* DATA ROWS

■ ■ ■ ■ ■ ■ ■

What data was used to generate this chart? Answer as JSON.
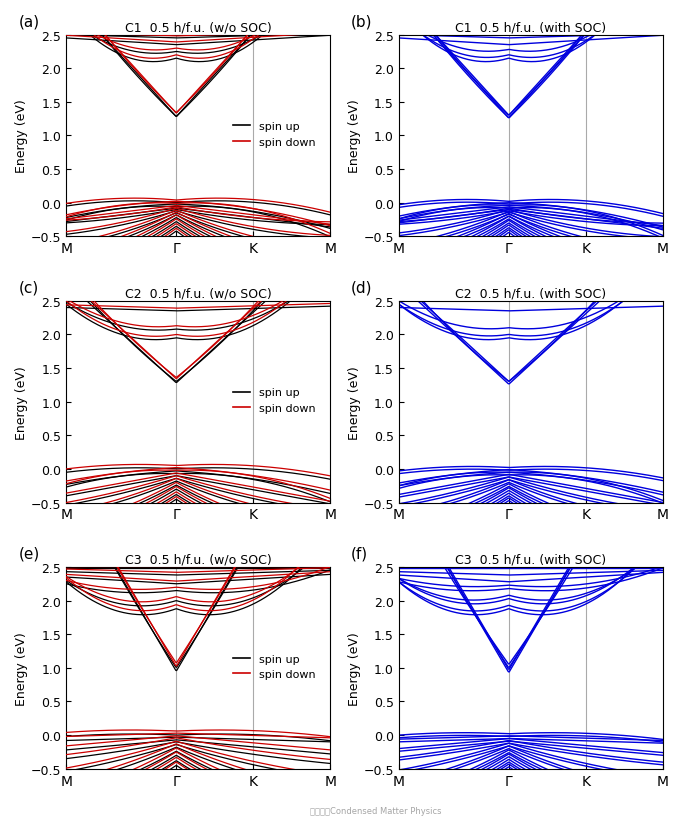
{
  "panels": [
    {
      "label": "(a)",
      "title": "C1  0.5 h/f.u. (w/o SOC)",
      "type": "wosoc",
      "config": "C1"
    },
    {
      "label": "(b)",
      "title": "C1  0.5 h/f.u. (with SOC)",
      "type": "soc",
      "config": "C1"
    },
    {
      "label": "(c)",
      "title": "C2  0.5 h/f.u. (w/o SOC)",
      "type": "wosoc",
      "config": "C2"
    },
    {
      "label": "(d)",
      "title": "C2  0.5 h/f.u. (with SOC)",
      "type": "soc",
      "config": "C2"
    },
    {
      "label": "(e)",
      "title": "C3  0.5 h/f.u. (w/o SOC)",
      "type": "wosoc",
      "config": "C3"
    },
    {
      "label": "(f)",
      "title": "C3  0.5 h/f.u. (with SOC)",
      "type": "soc",
      "config": "C3"
    }
  ],
  "ylim": [
    -0.5,
    2.5
  ],
  "yticks": [
    -0.5,
    0.0,
    0.5,
    1.0,
    1.5,
    2.0,
    2.5
  ],
  "xtick_labels": [
    "M",
    "Γ",
    "K",
    "M"
  ],
  "kpoints": [
    0.0,
    1.0,
    1.7,
    2.4
  ],
  "color_up": "#000000",
  "color_down": "#cc0000",
  "color_soc": "#0000dd",
  "color_vline": "#aaaaaa",
  "lw_band": 0.9,
  "lw_band_soc": 1.0,
  "figsize": [
    6.84,
    8.2
  ],
  "dpi": 100
}
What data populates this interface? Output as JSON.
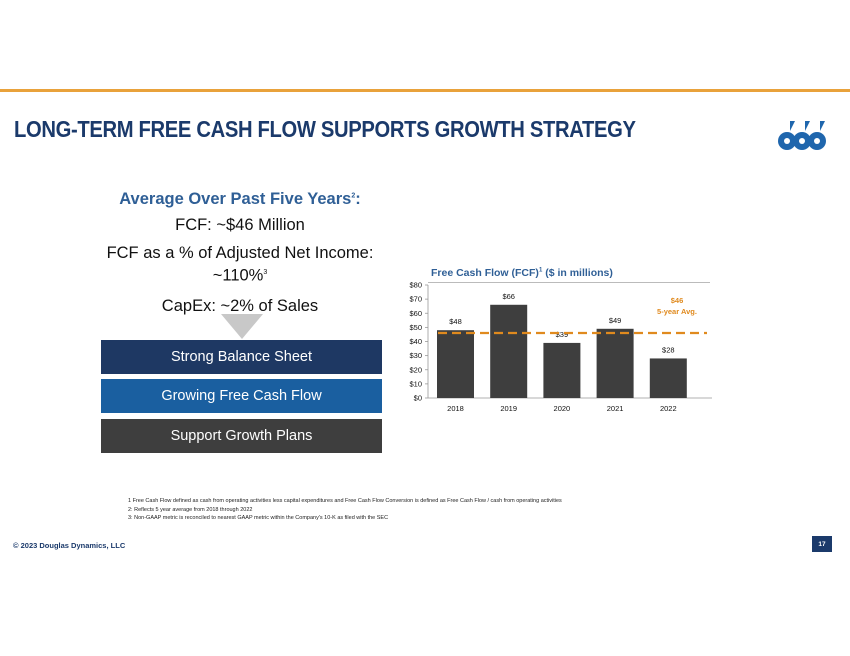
{
  "slide": {
    "title": "LONG-TERM FREE CASH FLOW SUPPORTS GROWTH STRATEGY",
    "accent_color": "#e9a23b",
    "brand_color": "#1b3a6b",
    "logo_icon": "douglas-dynamics-logo-icon"
  },
  "summary": {
    "heading": "Average Over Past Five Years",
    "heading_sup": "2",
    "heading_suffix": ":",
    "fcf": "FCF: ~$46 Million",
    "pct_label": "FCF as a % of Adjusted Net Income:",
    "pct_value": "~110%",
    "pct_sup": "3",
    "capex": "CapEx: ~2% of Sales"
  },
  "pillars": [
    {
      "label": "Strong Balance Sheet",
      "color": "#1e3863"
    },
    {
      "label": "Growing Free Cash Flow",
      "color": "#1a5fa0"
    },
    {
      "label": "Support Growth Plans",
      "color": "#3e3e3e"
    }
  ],
  "chart_title": {
    "main": "Free Cash Flow (FCF)",
    "sup": "1",
    "suffix": " ($ in millions)"
  },
  "chart_data": {
    "type": "bar",
    "categories": [
      "2018",
      "2019",
      "2020",
      "2021",
      "2022"
    ],
    "values": [
      48,
      66,
      39,
      49,
      28
    ],
    "data_labels": [
      "$48",
      "$66",
      "$39",
      "$49",
      "$28"
    ],
    "ylim": [
      0,
      80
    ],
    "y_ticks": [
      0,
      10,
      20,
      30,
      40,
      50,
      60,
      70,
      80
    ],
    "y_tick_labels": [
      "$0",
      "$10",
      "$20",
      "$30",
      "$40",
      "$50",
      "$60",
      "$70",
      "$80"
    ],
    "bar_color": "#3e3e3e",
    "reference_line": {
      "value": 46,
      "label_value": "$46",
      "label_text": "5-year Avg.",
      "color": "#e08a1e",
      "style": "dashed"
    },
    "grid": false,
    "legend": "none"
  },
  "footnotes": [
    "1 Free Cash Flow defined as cash from operating activities less capital expenditures and Free Cash Flow Conversion is defined as Free Cash Flow / cash from operating activities",
    "2: Reflects 5 year average from 2018 through 2022",
    "3: Non-GAAP metric is reconciled to nearest GAAP metric within the Company's 10-K as filed with the SEC"
  ],
  "footer": {
    "copyright": "© 2023 Douglas Dynamics, LLC",
    "page_number": "17"
  }
}
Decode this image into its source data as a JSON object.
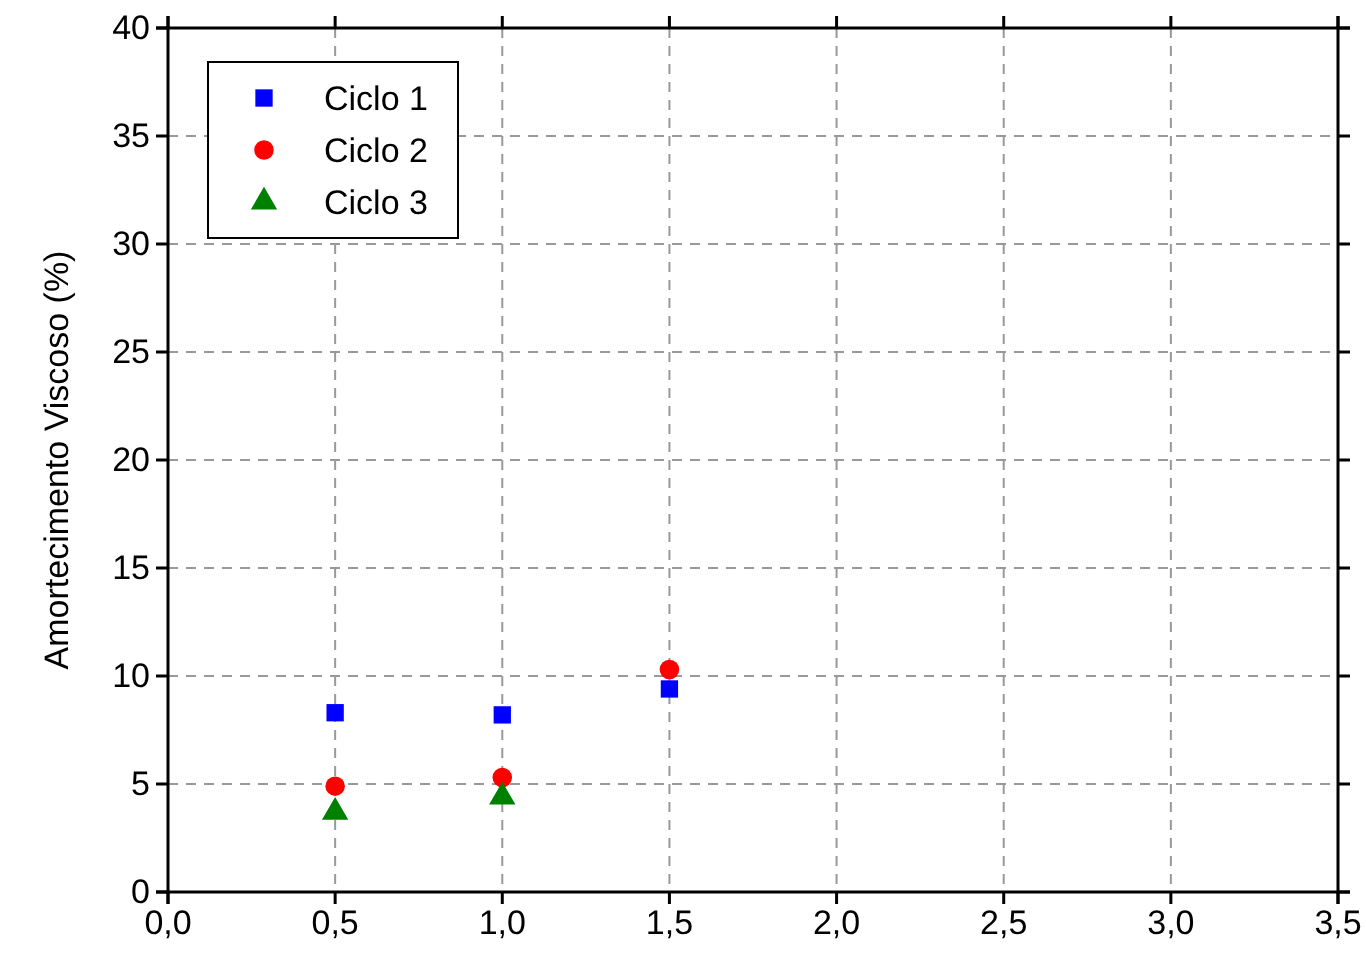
{
  "chart_data": {
    "type": "scatter",
    "ylabel": "Amortecimento Viscoso (%)",
    "x": [
      0.5,
      1.0,
      1.5
    ],
    "xlim": [
      0,
      3.5
    ],
    "xticks": [
      {
        "value": 0,
        "label": "0,0"
      },
      {
        "value": 0.5,
        "label": "0,5"
      },
      {
        "value": 1,
        "label": "1,0"
      },
      {
        "value": 1.5,
        "label": "1,5"
      },
      {
        "value": 2,
        "label": "2,0"
      },
      {
        "value": 2.5,
        "label": "2,5"
      },
      {
        "value": 3,
        "label": "3,0"
      },
      {
        "value": 3.5,
        "label": "3,5"
      }
    ],
    "ylim": [
      0,
      40
    ],
    "yticks": [
      0,
      5,
      10,
      15,
      20,
      25,
      30,
      35,
      40
    ],
    "grid": true,
    "legend": "top left",
    "series": [
      {
        "name": "Ciclo 1",
        "color": "#0000ff",
        "marker": "square",
        "values": [
          8.3,
          8.2,
          9.4
        ]
      },
      {
        "name": "Ciclo 2",
        "color": "#ff0000",
        "marker": "circle",
        "values": [
          4.9,
          5.3,
          10.3
        ]
      },
      {
        "name": "Ciclo 3",
        "color": "#008000",
        "marker": "triangle",
        "values": [
          3.7,
          4.4,
          null
        ]
      }
    ]
  }
}
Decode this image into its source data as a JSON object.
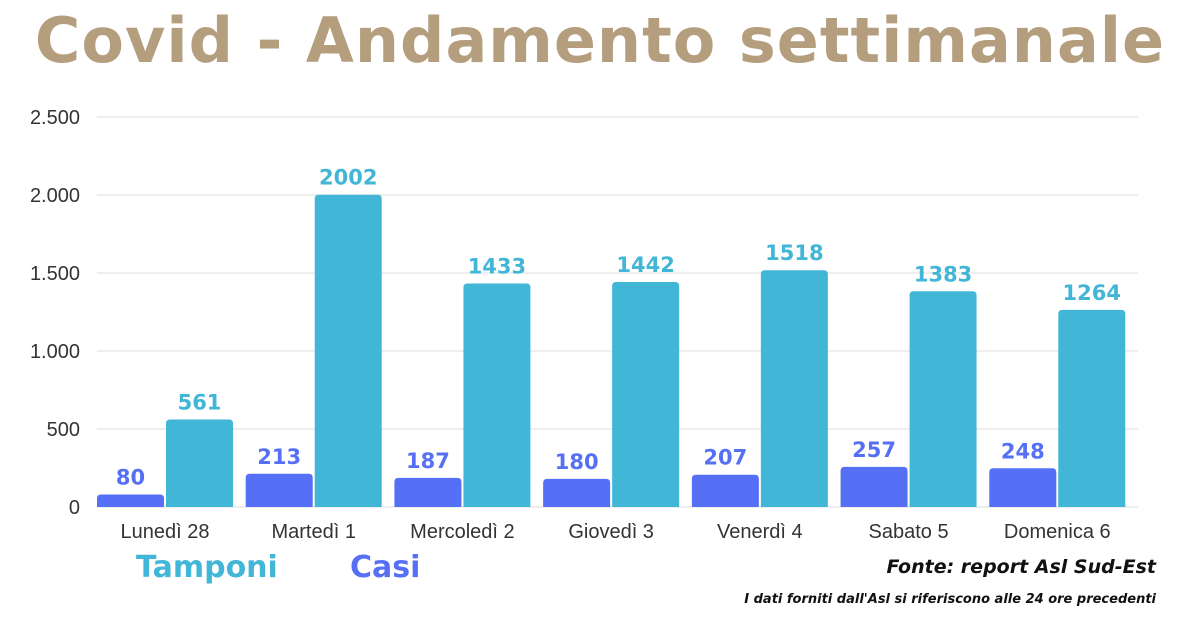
{
  "title": "Covid - Andamento settimanale",
  "legend": {
    "tamponi": "Tamponi",
    "casi": "Casi"
  },
  "source": "Fonte: report Asl Sud-Est",
  "note": "I dati forniti dall'Asl si riferiscono alle 24 ore precedenti",
  "colors": {
    "title": "#b59e7e",
    "tamponi": "#42b6d6",
    "casi": "#5570f5",
    "grid": "#dddddd",
    "axis_text": "#333333"
  },
  "chart_data": {
    "type": "bar",
    "title": "Covid - Andamento settimanale",
    "categories": [
      "Lunedì 28",
      "Martedì 1",
      "Mercoledì 2",
      "Giovedì 3",
      "Venerdì 4",
      "Sabato 5",
      "Domenica 6"
    ],
    "series": [
      {
        "name": "Casi",
        "values": [
          80,
          213,
          187,
          180,
          207,
          257,
          248
        ]
      },
      {
        "name": "Tamponi",
        "values": [
          561,
          2002,
          1433,
          1442,
          1518,
          1383,
          1264
        ]
      }
    ],
    "ylim": [
      0,
      2500
    ],
    "yticks": [
      {
        "value": 0,
        "label": "0"
      },
      {
        "value": 500,
        "label": "500"
      },
      {
        "value": 1000,
        "label": "1.000"
      },
      {
        "value": 1500,
        "label": "1.500"
      },
      {
        "value": 2000,
        "label": "2.000"
      },
      {
        "value": 2500,
        "label": "2.500"
      }
    ],
    "grid": true,
    "legend_position": "bottom-left",
    "data_labels": true
  }
}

■ ■ ■ ■ ■ ■ ■

* WHAT TO PRODUCE
Each line of the data is to be duplicated exactly; pictures stay out of the copy.

* IN RESPONSE
What data was used to generate this chart? Answer as JSON.
{
  "panels": [
    {
      "label": "(a)",
      "title": "C1  0.5 h/f.u. (w/o SOC)",
      "type": "wosoc",
      "config": "C1"
    },
    {
      "label": "(b)",
      "title": "C1  0.5 h/f.u. (with SOC)",
      "type": "soc",
      "config": "C1"
    },
    {
      "label": "(c)",
      "title": "C2  0.5 h/f.u. (w/o SOC)",
      "type": "wosoc",
      "config": "C2"
    },
    {
      "label": "(d)",
      "title": "C2  0.5 h/f.u. (with SOC)",
      "type": "soc",
      "config": "C2"
    },
    {
      "label": "(e)",
      "title": "C3  0.5 h/f.u. (w/o SOC)",
      "type": "wosoc",
      "config": "C3"
    },
    {
      "label": "(f)",
      "title": "C3  0.5 h/f.u. (with SOC)",
      "type": "soc",
      "config": "C3"
    }
  ],
  "ylim": [
    -0.5,
    2.5
  ],
  "yticks": [
    -0.5,
    0.0,
    0.5,
    1.0,
    1.5,
    2.0,
    2.5
  ],
  "xtick_labels": [
    "M",
    "Γ",
    "K",
    "M"
  ],
  "kpoints": [
    0.0,
    1.0,
    1.7,
    2.4
  ],
  "color_up": "#000000",
  "color_down": "#cc0000",
  "color_soc": "#0000dd",
  "color_vline": "#aaaaaa",
  "lw_band": 0.9,
  "lw_band_soc": 1.0,
  "figsize": [
    6.84,
    8.2
  ],
  "dpi": 100
}
What data populates this interface? Output as JSON.
{
  "slide": {
    "title": "LONG-TERM FREE CASH FLOW SUPPORTS GROWTH STRATEGY",
    "accent_color": "#e9a23b",
    "brand_color": "#1b3a6b",
    "logo_icon": "douglas-dynamics-logo-icon"
  },
  "summary": {
    "heading": "Average Over Past Five Years",
    "heading_sup": "2",
    "heading_suffix": ":",
    "fcf": "FCF: ~$46 Million",
    "pct_label": "FCF as a % of Adjusted Net Income:",
    "pct_value": "~110%",
    "pct_sup": "3",
    "capex": "CapEx: ~2% of Sales"
  },
  "pillars": [
    {
      "label": "Strong Balance Sheet",
      "color": "#1e3863"
    },
    {
      "label": "Growing Free Cash Flow",
      "color": "#1a5fa0"
    },
    {
      "label": "Support Growth Plans",
      "color": "#3e3e3e"
    }
  ],
  "chart_title": {
    "main": "Free Cash Flow (FCF)",
    "sup": "1",
    "suffix": " ($ in millions)"
  },
  "chart_data": {
    "type": "bar",
    "categories": [
      "2018",
      "2019",
      "2020",
      "2021",
      "2022"
    ],
    "values": [
      48,
      66,
      39,
      49,
      28
    ],
    "data_labels": [
      "$48",
      "$66",
      "$39",
      "$49",
      "$28"
    ],
    "ylim": [
      0,
      80
    ],
    "y_ticks": [
      0,
      10,
      20,
      30,
      40,
      50,
      60,
      70,
      80
    ],
    "y_tick_labels": [
      "$0",
      "$10",
      "$20",
      "$30",
      "$40",
      "$50",
      "$60",
      "$70",
      "$80"
    ],
    "bar_color": "#3e3e3e",
    "reference_line": {
      "value": 46,
      "label_value": "$46",
      "label_text": "5-year Avg.",
      "color": "#e08a1e",
      "style": "dashed"
    },
    "grid": false,
    "legend": "none"
  },
  "footnotes": [
    "1 Free Cash Flow defined as cash from operating activities less capital expenditures and Free Cash Flow Conversion is defined as Free Cash Flow / cash from operating activities",
    "2: Reflects 5 year average from 2018 through 2022",
    "3: Non-GAAP metric is reconciled to nearest GAAP metric within the Company's 10-K as filed with the SEC"
  ],
  "footer": {
    "copyright": "© 2023 Douglas Dynamics, LLC",
    "page_number": "17"
  }
}
Decode this image into its source data as a JSON object.
{
  "chart_data": {
    "type": "scatter",
    "ylabel": "Amortecimento Viscoso (%)",
    "x": [
      0.5,
      1.0,
      1.5
    ],
    "xlim": [
      0,
      3.5
    ],
    "xticks": [
      {
        "value": 0,
        "label": "0,0"
      },
      {
        "value": 0.5,
        "label": "0,5"
      },
      {
        "value": 1,
        "label": "1,0"
      },
      {
        "value": 1.5,
        "label": "1,5"
      },
      {
        "value": 2,
        "label": "2,0"
      },
      {
        "value": 2.5,
        "label": "2,5"
      },
      {
        "value": 3,
        "label": "3,0"
      },
      {
        "value": 3.5,
        "label": "3,5"
      }
    ],
    "ylim": [
      0,
      40
    ],
    "yticks": [
      0,
      5,
      10,
      15,
      20,
      25,
      30,
      35,
      40
    ],
    "grid": true,
    "legend": "top left",
    "series": [
      {
        "name": "Ciclo 1",
        "color": "#0000ff",
        "marker": "square",
        "values": [
          8.3,
          8.2,
          9.4
        ]
      },
      {
        "name": "Ciclo 2",
        "color": "#ff0000",
        "marker": "circle",
        "values": [
          4.9,
          5.3,
          10.3
        ]
      },
      {
        "name": "Ciclo 3",
        "color": "#008000",
        "marker": "triangle",
        "values": [
          3.7,
          4.4,
          null
        ]
      }
    ]
  }
}
Decode this image into its source data as a JSON object.
{
  "title": "Covid - Andamento settimanale",
  "legend": {
    "tamponi": "Tamponi",
    "casi": "Casi"
  },
  "source": "Fonte: report Asl Sud-Est",
  "note": "I dati forniti dall'Asl si riferiscono alle 24 ore precedenti",
  "colors": {
    "title": "#b59e7e",
    "tamponi": "#42b6d6",
    "casi": "#5570f5",
    "grid": "#dddddd",
    "axis_text": "#333333"
  },
  "chart_data": {
    "type": "bar",
    "title": "Covid - Andamento settimanale",
    "categories": [
      "Lunedì 28",
      "Martedì 1",
      "Mercoledì 2",
      "Giovedì 3",
      "Venerdì 4",
      "Sabato 5",
      "Domenica 6"
    ],
    "series": [
      {
        "name": "Casi",
        "values": [
          80,
          213,
          187,
          180,
          207,
          257,
          248
        ]
      },
      {
        "name": "Tamponi",
        "values": [
          561,
          2002,
          1433,
          1442,
          1518,
          1383,
          1264
        ]
      }
    ],
    "ylim": [
      0,
      2500
    ],
    "yticks": [
      {
        "value": 0,
        "label": "0"
      },
      {
        "value": 500,
        "label": "500"
      },
      {
        "value": 1000,
        "label": "1.000"
      },
      {
        "value": 1500,
        "label": "1.500"
      },
      {
        "value": 2000,
        "label": "2.000"
      },
      {
        "value": 2500,
        "label": "2.500"
      }
    ],
    "grid": true,
    "legend_position": "bottom-left",
    "data_labels": true
  }
}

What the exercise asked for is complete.